Text excerpt:
────────────────
About Words For Wellbeing

Our CEO, Julie Walker, founded Words For Wellbeing in 2016 after having worked in this field for over 15 years, 8 of which were as the bibliotherapist for Kirklees Libraries. Julie also has a clinical background as she was a community psychiatric nurse before gaining a Degree in Literature and beginning this work.

Where We Work

We facilitate sessions in hospitals, forensic psychiatric units, libraries, care homes, rehabilitation units, day centres and in various community settings.

Our Model of Bibliotherapy

Our bibliotherapy groups are not like a readers group where everyone has to read the same book; we use fiction, poetry and song lyrics as a jumping off point to start conversations and discussions that engage people, support their mental health and wellbeing and create a sense of connection and self- worth. Often there is laughter too. 

Over many years we have developed and trialled different methods and resources in order to be able to work with people whether they are at the acute stage of their illness or in recovery, enabling us to access the person beneath their diagnosis. We do read aloud in our groups, but also use the written word in many different ways; if we only delivered sessions in one format our appeal would be limited and we would have fewer positive outcomes as groups  would be in danger of becoming too  formulaic.  

Neither are we prescriptive in the way we work. We don’t just work with the classics but with chick lit, family sagas, song lyrics, modern poetry and everything else in between. Our experience has taught us that “one size does not fit all” , for example one person with depression might find a novel containing  a character in it who is also experiencing depression might be very helpful, whereas another person experiencing depression might find that type of book is the last thing that they would want to read. So we tailor our work to fit the individual.
────────────────
Tasks to complete:
A. List every setting where the text about Words For Wellbeing says the organization facilitates sessions.
B. Carry on the text about Words For Wellbeing from the point where it stops.

Source material:
────────────────
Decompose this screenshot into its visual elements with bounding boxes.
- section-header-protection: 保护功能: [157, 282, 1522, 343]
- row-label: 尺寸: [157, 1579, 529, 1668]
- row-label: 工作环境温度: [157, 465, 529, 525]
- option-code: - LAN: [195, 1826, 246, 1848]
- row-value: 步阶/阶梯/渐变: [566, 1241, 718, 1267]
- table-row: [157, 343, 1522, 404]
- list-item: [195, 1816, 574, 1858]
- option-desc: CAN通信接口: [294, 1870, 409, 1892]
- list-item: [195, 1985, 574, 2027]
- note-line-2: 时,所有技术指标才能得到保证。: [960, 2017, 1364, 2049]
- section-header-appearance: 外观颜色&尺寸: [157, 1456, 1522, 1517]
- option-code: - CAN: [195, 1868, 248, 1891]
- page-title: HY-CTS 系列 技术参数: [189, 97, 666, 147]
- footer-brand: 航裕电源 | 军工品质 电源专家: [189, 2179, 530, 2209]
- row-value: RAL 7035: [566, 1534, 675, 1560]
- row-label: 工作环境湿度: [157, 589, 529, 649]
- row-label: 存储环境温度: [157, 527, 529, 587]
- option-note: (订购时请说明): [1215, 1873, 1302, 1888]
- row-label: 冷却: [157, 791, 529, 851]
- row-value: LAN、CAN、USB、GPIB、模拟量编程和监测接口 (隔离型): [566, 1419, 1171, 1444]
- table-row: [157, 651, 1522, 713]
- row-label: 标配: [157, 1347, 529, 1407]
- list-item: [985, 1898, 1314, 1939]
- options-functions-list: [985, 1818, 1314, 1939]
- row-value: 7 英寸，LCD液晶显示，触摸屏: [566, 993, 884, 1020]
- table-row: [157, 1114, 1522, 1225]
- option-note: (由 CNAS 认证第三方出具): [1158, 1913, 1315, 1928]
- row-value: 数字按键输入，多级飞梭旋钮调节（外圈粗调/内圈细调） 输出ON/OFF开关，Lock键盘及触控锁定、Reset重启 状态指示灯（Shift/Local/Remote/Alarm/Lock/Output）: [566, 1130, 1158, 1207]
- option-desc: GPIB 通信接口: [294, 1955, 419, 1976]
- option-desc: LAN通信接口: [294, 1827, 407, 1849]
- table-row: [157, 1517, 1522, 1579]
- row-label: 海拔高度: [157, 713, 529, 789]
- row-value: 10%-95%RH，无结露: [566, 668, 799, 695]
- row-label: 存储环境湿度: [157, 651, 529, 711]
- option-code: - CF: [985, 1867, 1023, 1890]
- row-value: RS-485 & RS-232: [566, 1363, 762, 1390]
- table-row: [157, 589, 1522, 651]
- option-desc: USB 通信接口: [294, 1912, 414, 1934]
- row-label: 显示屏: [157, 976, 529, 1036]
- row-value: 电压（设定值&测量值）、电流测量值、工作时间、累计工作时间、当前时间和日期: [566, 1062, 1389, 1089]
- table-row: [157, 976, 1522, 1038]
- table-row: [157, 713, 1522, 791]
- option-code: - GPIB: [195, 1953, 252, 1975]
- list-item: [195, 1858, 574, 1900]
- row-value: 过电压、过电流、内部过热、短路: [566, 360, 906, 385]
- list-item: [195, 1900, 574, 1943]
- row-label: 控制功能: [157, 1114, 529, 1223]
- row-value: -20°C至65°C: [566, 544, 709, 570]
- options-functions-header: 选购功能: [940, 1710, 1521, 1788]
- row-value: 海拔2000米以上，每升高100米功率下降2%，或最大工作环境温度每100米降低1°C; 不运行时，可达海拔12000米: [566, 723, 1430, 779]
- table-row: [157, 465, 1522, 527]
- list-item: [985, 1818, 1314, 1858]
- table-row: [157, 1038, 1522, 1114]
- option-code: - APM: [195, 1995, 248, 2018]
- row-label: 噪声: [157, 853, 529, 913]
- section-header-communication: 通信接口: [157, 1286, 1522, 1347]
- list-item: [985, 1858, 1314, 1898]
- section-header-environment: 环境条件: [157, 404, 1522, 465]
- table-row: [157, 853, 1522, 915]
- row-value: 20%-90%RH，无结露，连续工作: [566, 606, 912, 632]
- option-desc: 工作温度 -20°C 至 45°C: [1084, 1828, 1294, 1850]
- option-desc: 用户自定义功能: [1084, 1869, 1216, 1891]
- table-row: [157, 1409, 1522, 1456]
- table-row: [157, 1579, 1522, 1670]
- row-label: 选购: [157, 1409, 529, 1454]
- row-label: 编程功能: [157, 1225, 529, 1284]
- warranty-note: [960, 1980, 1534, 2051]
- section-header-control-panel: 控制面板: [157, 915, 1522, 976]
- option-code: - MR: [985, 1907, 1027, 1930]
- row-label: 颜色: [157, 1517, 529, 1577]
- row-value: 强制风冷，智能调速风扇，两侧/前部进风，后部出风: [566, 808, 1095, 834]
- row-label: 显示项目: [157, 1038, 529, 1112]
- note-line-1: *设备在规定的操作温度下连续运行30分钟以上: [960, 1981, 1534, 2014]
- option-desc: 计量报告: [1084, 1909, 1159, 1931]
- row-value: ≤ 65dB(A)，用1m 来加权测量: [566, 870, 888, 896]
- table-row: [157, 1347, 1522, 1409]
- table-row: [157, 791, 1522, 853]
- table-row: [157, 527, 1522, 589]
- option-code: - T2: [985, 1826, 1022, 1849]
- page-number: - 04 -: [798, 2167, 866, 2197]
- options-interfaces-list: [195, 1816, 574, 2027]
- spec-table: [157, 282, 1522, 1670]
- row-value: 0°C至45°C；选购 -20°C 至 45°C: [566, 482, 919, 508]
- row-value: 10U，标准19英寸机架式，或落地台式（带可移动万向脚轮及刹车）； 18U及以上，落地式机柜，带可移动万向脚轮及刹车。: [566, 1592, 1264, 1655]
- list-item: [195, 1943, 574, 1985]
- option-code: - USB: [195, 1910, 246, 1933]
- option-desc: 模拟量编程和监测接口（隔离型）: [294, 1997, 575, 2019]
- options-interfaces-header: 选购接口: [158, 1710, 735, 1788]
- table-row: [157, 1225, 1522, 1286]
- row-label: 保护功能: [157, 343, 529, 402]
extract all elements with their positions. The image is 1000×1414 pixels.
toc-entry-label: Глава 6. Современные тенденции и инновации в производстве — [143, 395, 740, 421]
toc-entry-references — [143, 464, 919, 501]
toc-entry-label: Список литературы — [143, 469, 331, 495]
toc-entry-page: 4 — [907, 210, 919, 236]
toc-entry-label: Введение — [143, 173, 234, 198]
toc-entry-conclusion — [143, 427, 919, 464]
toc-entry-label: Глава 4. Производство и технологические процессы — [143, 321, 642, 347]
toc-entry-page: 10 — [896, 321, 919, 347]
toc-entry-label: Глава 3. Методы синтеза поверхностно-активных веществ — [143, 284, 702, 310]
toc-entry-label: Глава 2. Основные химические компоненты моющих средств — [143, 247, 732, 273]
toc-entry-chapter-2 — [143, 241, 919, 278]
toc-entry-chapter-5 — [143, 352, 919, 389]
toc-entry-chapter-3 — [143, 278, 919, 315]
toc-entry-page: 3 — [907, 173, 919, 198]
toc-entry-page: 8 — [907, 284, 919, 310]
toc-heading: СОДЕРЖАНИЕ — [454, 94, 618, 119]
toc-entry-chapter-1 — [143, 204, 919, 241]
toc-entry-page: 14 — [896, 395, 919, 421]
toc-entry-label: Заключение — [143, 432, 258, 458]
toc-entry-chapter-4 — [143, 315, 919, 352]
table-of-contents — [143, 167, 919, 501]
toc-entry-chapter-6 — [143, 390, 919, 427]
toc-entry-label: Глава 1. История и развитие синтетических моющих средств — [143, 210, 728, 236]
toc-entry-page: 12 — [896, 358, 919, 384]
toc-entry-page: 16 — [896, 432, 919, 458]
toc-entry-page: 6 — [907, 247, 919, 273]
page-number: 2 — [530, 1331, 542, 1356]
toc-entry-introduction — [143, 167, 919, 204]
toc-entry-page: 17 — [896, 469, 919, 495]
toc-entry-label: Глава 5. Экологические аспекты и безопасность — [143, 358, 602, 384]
────────────────
Results for each task:
A.
- hospitals
- forensic psychiatric units
- libraries
- care homes
- rehabilitation units
- day centres
- various community settings

B.
Our partners value the work we do as it is quite unique in that it is often reciprocal i.e. the participants are just as much an ‘expert’ as the bibliotherapist and the bibliotherapist often gets recommendations and insights from the participants. This is very good for the self- esteem of the participants.

The benefits of bibliotherapy to our beneficiaries are that it can help to :

  • Alleviate symptoms of depression and anxiety.
  • Increase self-esteem.
  • Improve social skills and concentration.
  • combat isolation.
  • Provide access to deeper thoughts and feelings and the words to express these to others.
  • Provide access to the real person beneath the illness. 
  • Find solace – the soothing words or rhythm of a poem can help to calm the agitated or anxious.
  • Provide the opportunity to see the world through another pair of eyes, albeit fictional ones.
  • Provide an opportunity to give support to others – no-one is an expert, there is no ‘right’ answer in the response to a book or poem so each opinion is valid. 
  • Participants often share coping strategies with each other.

Some feedback from our groups

One lady commented that she felt that she was getting to know herself better and realise who she is – she was remembering things that she had forgotten as they were so long ago – and had realised how they had shaped her as a person and she felt proud of how far she had come.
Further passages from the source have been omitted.